#### What to work on
From the listing below, pull out every line where the string "надзору" appears.

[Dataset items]
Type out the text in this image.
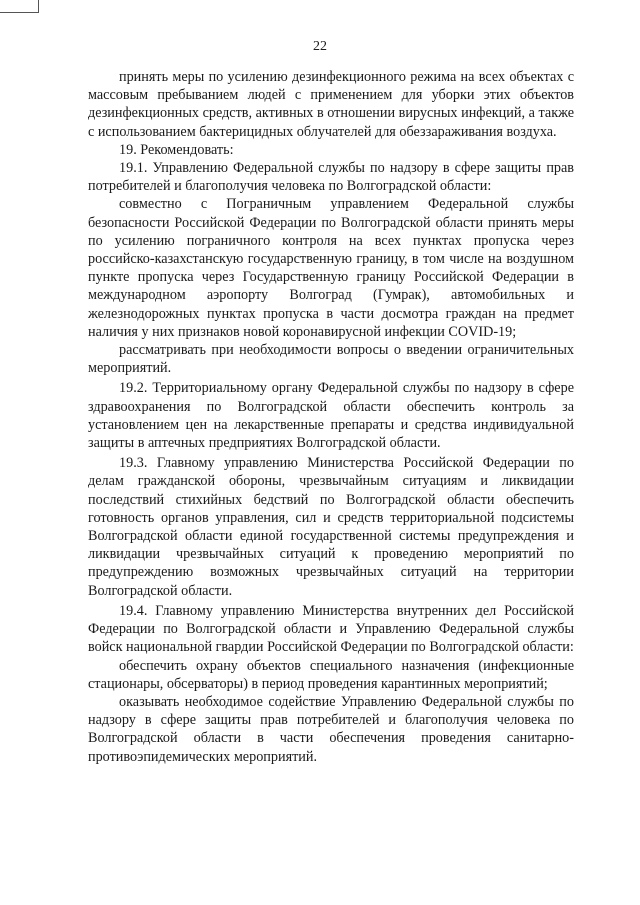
22

принять меры по усилению дезинфекционного режима на всех объектах с массовым пребыванием людей с применением для уборки этих объектов дезинфекционных средств, активных в отношении вирусных инфекций, а также с использованием бактерицидных облучателей для обеззараживания воздуха.

19. Рекомендовать:

19.1. Управлению Федеральной службы по надзору в сфере защиты прав потребителей и благополучия человека по Волгоградской области:

совместно с Пограничным управлением Федеральной службы безопасности Российской Федерации по Волгоградской области принять меры по усилению пограничного контроля на всех пунктах пропуска через российско-казахстанскую государственную границу, в том числе на воздушном пункте пропуска через Государственную границу Российской Федерации в международном аэропорту Волгоград (Гумрак), автомобильных и железнодорожных пунктах пропуска в части досмотра граждан на предмет наличия у них признаков новой коронавирусной инфекции COVID-19;

рассматривать при необходимости вопросы о введении ограничительных мероприятий.

19.2. Территориальному органу Федеральной службы по надзору в сфере здравоохранения по Волгоградской области обеспечить контроль за установлением цен на лекарственные препараты и средства индивидуальной защиты в аптечных предприятиях Волгоградской области.

19.3. Главному управлению Министерства Российской Федерации по делам гражданской обороны, чрезвычайным ситуациям и ликвидации последствий стихийных бедствий по Волгоградской области обеспечить готовность органов управления, сил и средств территориальной подсистемы Волгоградской области единой государственной системы предупреждения и ликвидации чрезвычайных ситуаций к проведению мероприятий по предупреждению возможных чрезвычайных ситуаций на территории Волгоградской области.

19.4. Главному управлению Министерства внутренних дел Российской Федерации по Волгоградской области и Управлению Федеральной службы войск национальной гвардии Российской Федерации по Волгоградской области:

обеспечить охрану объектов специального назначения (инфекционные стационары, обсерваторы) в период проведения карантинных мероприятий;

оказывать необходимое содействие Управлению Федеральной службы по надзору в сфере защиты прав потребителей и благополучия человека по Волгоградской области в части обеспечения проведения санитарно-противоэпидемических мероприятий.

#### Written response
19.1. Управлению Федеральной службы по надзору в сфере защиты прав потребителей и благополучия человека по Волгоградской области:
19.2. Территориальному органу Федеральной службы по надзору в сфере здравоохранения по Волгоградской области обеспечить контроль за установлением цен на лекарственные препараты и средства индивидуальной защиты в аптечных предприятиях Волгоградской области.
оказывать необходимое содействие Управлению Федеральной службы по надзору в сфере защиты прав потребителей и благополучия человека по Волгоградской области в части обеспечения проведения санитарно-противоэпидемических мероприятий.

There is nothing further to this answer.